▶ _PROVIDED RECORDS_
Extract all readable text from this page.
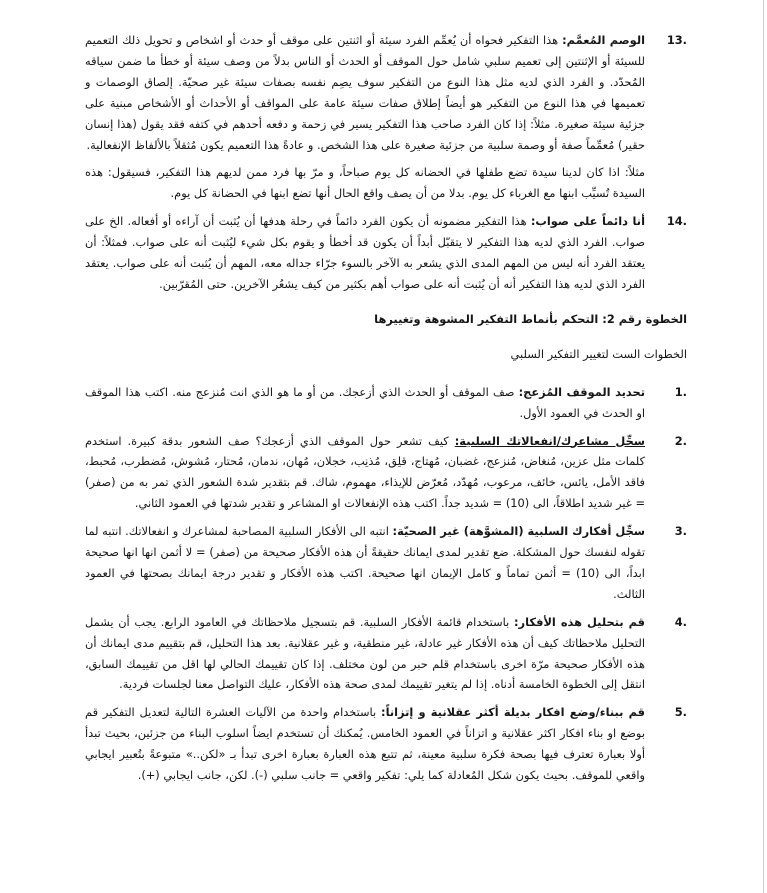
13.
الوصم المُعمَّم: هذا التفكير فحواه أن يُعمِّم الفرد سيئة أو اثنتين على موقف أو حدث أو اشخاص و تحويل ذلك التعميم للسيئة أو الإثنتين إلى تعميم سلبي شامل حول الموقف أو الحدث أو الناس بدلاً من وصف سيئة أو خطأ ما ضمن سياقه المُحدّد. و الفرد الذي لديه مثل هذا النوع من التفكير سوف يصِم نفسه بصفات سيئة غير صحيّة. إلصاق الوصمات و تعميمها في هذا النوع من التفكير هو أيضاً إطلاق صفات سيئة عامة على المواقف أو الأحداث أو الأشخاص مبنية على جزئية سيئة صغيرة. مثلاً: إذا كان الفرد صاحب هذا التفكير يسير في زحمة و دفعه أحدهم في كتفه فقد يقول (هذا إنسان حقير) مُعمِّماً صفة أو وصمة سلبية من جزئية صغيرة على هذا الشخص. و عادةً هذا التعميم يكون مُثقلاً بالألفاظ الإنفعالية.
مثلاً: اذا كان لدينا سيدة تضع طفلها في الحضانه كل يوم صباحاً، و مرّ بها فرد ممن لديهم هذا التفكير، فسيقول: هذه السيدة تُسيِّب ابنها مع الغرباء كل يوم. بدلا من أن يصف واقع الحال أنها تضع ابنها في الحضانة كل يوم.
14.
أنا دائماً على صواب: هذا التفكير مضمونه أن يكون الفرد دائماً في رحلة هدفها أن يُثبت أن آراءه أو أفعاله. الخ على صواب. الفرد الذي لديه هذا التفكير لا يتقبّل أبداً أن يكون قد أخطأ و يقوم بكل شيء ليُثبت أنه على صواب. فمثلاً: أن يعتقد الفرد أنه ليس من المهم المدى الذي يشعر به الآخر بالسوء جرّاء جداله معه، المهم أن يُثبت أنه على صواب. يعتقد الفرد الذي لديه هذا التفكير أنه أن يُثبت أنه على صواب أهم بكثير من كيف يشعُر الآخرين. حتى المُقرّبين.
الخطوة رقم 2: التحكم بأنماط التفكير المشوهة وتغييرها
الخطوات الست لتغيير التفكير السلبي
1.
تحديد الموقف المُزعج: صف الموقف أو الحدث الذي أزعجك. من أو ما هو الذي انت مُنزعج منه. اكتب هذا الموقف او الحدث في العمود الأول.
2.
سجِّل مشاعرك/انفعالاتك السلبية: كيف تشعر حول الموقف الذي أزعجك؟ صف الشعور بدقة كبيرة. استخدم كلمات مثل عزين، مُنغاض، مُنزعج، غضبان، مُهتاج، قلِق، مُذنِب، خجلان، مُهان، ندمان، مُحتار، مُشوش، مُضطرب، مُحبط، فاقد الأمل، يائس، خائف، مرعوب، مُهدّد، مُعرّض للإيذاء، مهموم، شاك. قم بتقدير شدة الشعور الذي تمر به من (صفر) = غير شديد اطلاقاً، الى (10) = شديد جداً. اكتب هذه الإنفعالات او المشاعر و تقدير شدتها في العمود الثاني.
3.
سجِّل أفكارك السلبية (المشوَّهة) غير الصحيّة: انتبه الى الأفكار السلبية المصاحبة لمشاعرك و انفعالاتك. انتبه لما تقوله لنفسك حول المشكلة. ضع تقدير لمدى ايمانك حقيقةً أن هذه الأفكار صحيحة من (صفر) = لا أثمن انها انها صحيحة ابداً، الى (10) = أثمن تماماً و كامل الإيمان انها صحيحة. اكتب هذه الأفكار و تقدير درجة ايمانك بصحتها في العمود الثالث.
4.
قم بتحليل هذه الأفكار: باستخدام قائمة الأفكار السلبية. قم بتسجيل ملاحظاتك في العامود الرابع. يجب أن يشمل التحليل ملاحظاتك كيف أن هذه الأفكار غير عادلة، غير منطقية، و غير عقلانية. بعد هذا التحليل، قم بتقييم مدى ايمانك أن هذه الأفكار صحيحة مرّة اخرى باستخدام قلم حبر من لون مختلف. إذا كان تقييمك الحالي لها اقل من تقييمك السابق، انتقل إلى الخطوة الخامسة أدناه. إذا لم يتغير تقييمك لمدى صحة هذه الأفكار، عليك التواصل معنا لجلسات فردية.
5.
قم ببناء/وضع افكار بديلة أكثر عقلانية و إتزاناً: باستخدام واحدة من الآليات العشرة التالية لتعديل التفكير قم بوضع او بناء افكار اكثر عقلانية و اتزاناً في العمود الخامس. يُمكنك أن تستخدم ايضاً اسلوب البناء من جزئين، بحيث تبدأ أولا بعبارة تعترف فيها بصحة فكرة سلبية معينة، ثم تتبع هذه العبارة بعبارة اخرى تبدأ بـ «لكن..» متبوعةً بتُعبير ايجابي واقعي للموقف. بحيث يكون شكل المُعادلة كما يلي: تفكير واقعي = جانب سلبي (-). لكن، جانب ايجابي (+).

▶ _DIRECTIONS FOR THIS TASK_
Transcribe the material exactly, and leave out whatever pictures it holds.

▶ _WRITTEN RESPONSE_
Extract all readable text from this page.
13.
الوصم المُعمَّم: هذا التفكير فحواه أن يُعمِّم الفرد سيئة أو اثنتين على موقف أو حدث أو اشخاص و تحويل ذلك التعميم للسيئة أو الإثنتين إلى تعميم سلبي شامل حول الموقف أو الحدث أو الناس بدلاً من وصف سيئة أو خطأ ما ضمن سياقه المُحدّد. و الفرد الذي لديه مثل هذا النوع من التفكير سوف يصِم نفسه بصفات سيئة غير صحيّة. إلصاق الوصمات و تعميمها في هذا النوع من التفكير هو أيضاً إطلاق صفات سيئة عامة على المواقف أو الأحداث أو الأشخاص مبنية على جزئية سيئة صغيرة. مثلاً: إذا كان الفرد صاحب هذا التفكير يسير في زحمة و دفعه أحدهم في كتفه فقد يقول (هذا إنسان حقير) مُعمِّماً صفة أو وصمة سلبية من جزئية صغيرة على هذا الشخص. و عادةً هذا التعميم يكون مُثقلاً بالألفاظ الإنفعالية.
مثلاً: اذا كان لدينا سيدة تضع طفلها في الحضانه كل يوم صباحاً، و مرّ بها فرد ممن لديهم هذا التفكير، فسيقول: هذه السيدة تُسيِّب ابنها مع الغرباء كل يوم. بدلا من أن يصف واقع الحال أنها تضع ابنها في الحضانة كل يوم.
14.
أنا دائماً على صواب: هذا التفكير مضمونه أن يكون الفرد دائماً في رحلة هدفها أن يُثبت أن آراءه أو أفعاله. الخ على صواب. الفرد الذي لديه هذا التفكير لا يتقبّل أبداً أن يكون قد أخطأ و يقوم بكل شيء ليُثبت أنه على صواب. فمثلاً: أن يعتقد الفرد أنه ليس من المهم المدى الذي يشعر به الآخر بالسوء جرّاء جداله معه، المهم أن يُثبت أنه على صواب. يعتقد الفرد الذي لديه هذا التفكير أنه أن يُثبت أنه على صواب أهم بكثير من كيف يشعُر الآخرين. حتى المُقرّبين.
الخطوة رقم 2: التحكم بأنماط التفكير المشوهة وتغييرها
الخطوات الست لتغيير التفكير السلبي
1.
تحديد الموقف المُزعج: صف الموقف أو الحدث الذي أزعجك. من أو ما هو الذي انت مُنزعج منه. اكتب هذا الموقف او الحدث في العمود الأول.
2.
سجِّل مشاعرك/انفعالاتك السلبية: كيف تشعر حول الموقف الذي أزعجك؟ صف الشعور بدقة كبيرة. استخدم كلمات مثل عزين، مُنغاض، مُنزعج، غضبان، مُهتاج، قلِق، مُذنِب، خجلان، مُهان، ندمان، مُحتار، مُشوش، مُضطرب، مُحبط، فاقد الأمل، يائس، خائف، مرعوب، مُهدّد، مُعرّض للإيذاء، مهموم، شاك. قم بتقدير شدة الشعور الذي تمر به من (صفر) = غير شديد اطلاقاً، الى (10) = شديد جداً. اكتب هذه الإنفعالات او المشاعر و تقدير شدتها في العمود الثاني.
3.
سجِّل أفكارك السلبية (المشوَّهة) غير الصحيّة: انتبه الى الأفكار السلبية المصاحبة لمشاعرك و انفعالاتك. انتبه لما تقوله لنفسك حول المشكلة. ضع تقدير لمدى ايمانك حقيقةً أن هذه الأفكار صحيحة من (صفر) = لا أثمن انها انها صحيحة ابداً، الى (10) = أثمن تماماً و كامل الإيمان انها صحيحة. اكتب هذه الأفكار و تقدير درجة ايمانك بصحتها في العمود الثالث.
4.
قم بتحليل هذه الأفكار: باستخدام قائمة الأفكار السلبية. قم بتسجيل ملاحظاتك في العامود الرابع. يجب أن يشمل التحليل ملاحظاتك كيف أن هذه الأفكار غير عادلة، غير منطقية، و غير عقلانية. بعد هذا التحليل، قم بتقييم مدى ايمانك أن هذه الأفكار صحيحة مرّة اخرى باستخدام قلم حبر من لون مختلف. إذا كان تقييمك الحالي لها اقل من تقييمك السابق، انتقل إلى الخطوة الخامسة أدناه. إذا لم يتغير تقييمك لمدى صحة هذه الأفكار، عليك التواصل معنا لجلسات فردية.
5.
قم ببناء/وضع افكار بديلة أكثر عقلانية و إتزاناً: باستخدام واحدة من الآليات العشرة التالية لتعديل التفكير قم بوضع او بناء افكار اكثر عقلانية و اتزاناً في العمود الخامس. يُمكنك أن تستخدم ايضاً اسلوب البناء من جزئين، بحيث تبدأ أولا بعبارة تعترف فيها بصحة فكرة سلبية معينة، ثم تتبع هذه العبارة بعبارة اخرى تبدأ بـ «لكن..» متبوعةً بتُعبير ايجابي واقعي للموقف. بحيث يكون شكل المُعادلة كما يلي: تفكير واقعي = جانب سلبي (-). لكن، جانب ايجابي (+).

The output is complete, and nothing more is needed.